In the entries below, count every line containing "name". Reply with the number alone.

(Data records)

--- --- ---

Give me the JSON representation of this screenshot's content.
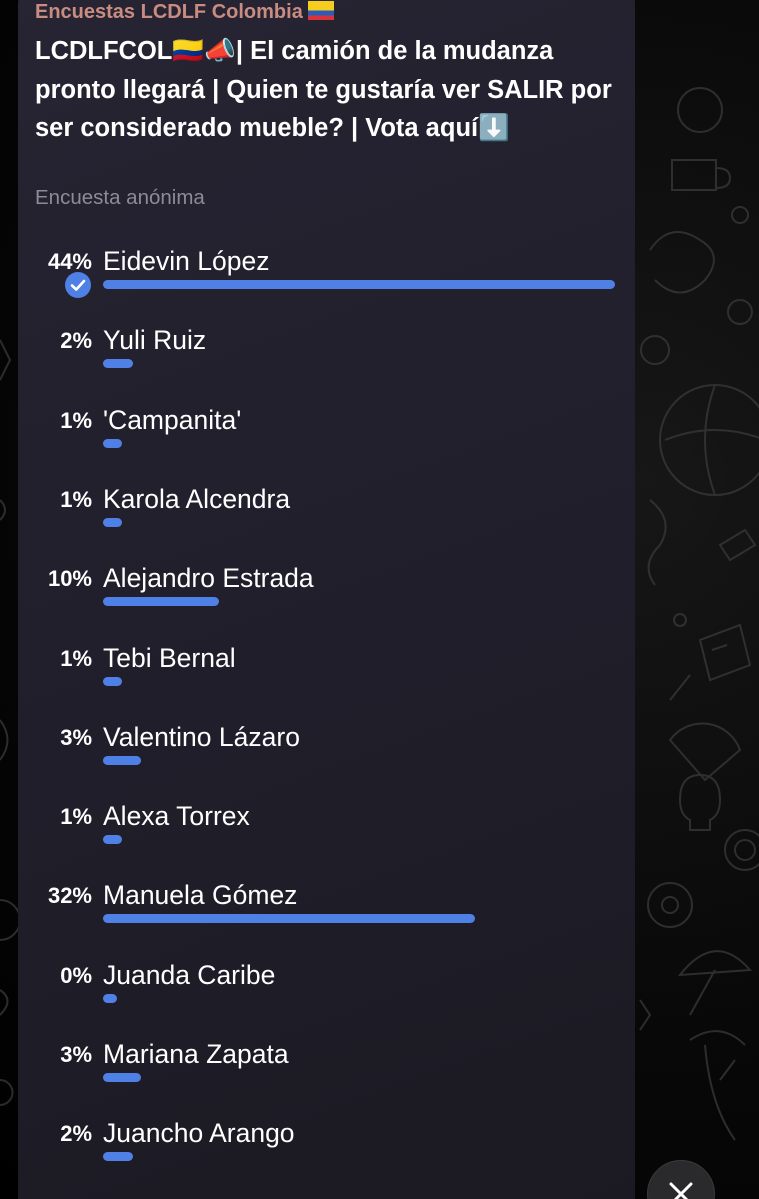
{
  "message": {
    "sender": "Encuestas LCDLF Colombia",
    "question": "LCDLFCOL🇨🇴📣| El camión de la mudanza pronto llegará | Quien te gustaría ver SALIR  por ser considerado mueble? | Vota aquí⬇️",
    "poll_type": "Encuesta anónima"
  },
  "poll": {
    "options": [
      {
        "percent_label": "44%",
        "name": "Eidevin López",
        "percent": 44,
        "voted": true
      },
      {
        "percent_label": "2%",
        "name": "Yuli Ruiz",
        "percent": 2,
        "voted": false
      },
      {
        "percent_label": "1%",
        "name": "'Campanita'",
        "percent": 1,
        "voted": false
      },
      {
        "percent_label": "1%",
        "name": "Karola Alcendra",
        "percent": 1,
        "voted": false
      },
      {
        "percent_label": "10%",
        "name": "Alejandro Estrada",
        "percent": 10,
        "voted": false
      },
      {
        "percent_label": "1%",
        "name": "Tebi Bernal",
        "percent": 1,
        "voted": false
      },
      {
        "percent_label": "3%",
        "name": "Valentino Lázaro",
        "percent": 3,
        "voted": false
      },
      {
        "percent_label": "1%",
        "name": "Alexa Torrex",
        "percent": 1,
        "voted": false
      },
      {
        "percent_label": "32%",
        "name": "Manuela Gómez",
        "percent": 32,
        "voted": false
      },
      {
        "percent_label": "0%",
        "name": "Juanda Caribe",
        "percent": 0,
        "voted": false
      },
      {
        "percent_label": "3%",
        "name": "Mariana Zapata",
        "percent": 3,
        "voted": false
      },
      {
        "percent_label": "2%",
        "name": "Juancho Arango",
        "percent": 2,
        "voted": false
      }
    ]
  },
  "icons": {
    "voted_mark": "checkmark-circle-icon",
    "close": "close-icon",
    "flag": "colombia-flag-icon"
  },
  "colors": {
    "accent": "#4f80e6",
    "sender": "#c98c80",
    "bubble": "#221f2b",
    "muted_text": "#8d8b95"
  }
}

--- --- ---

• [The response]:
12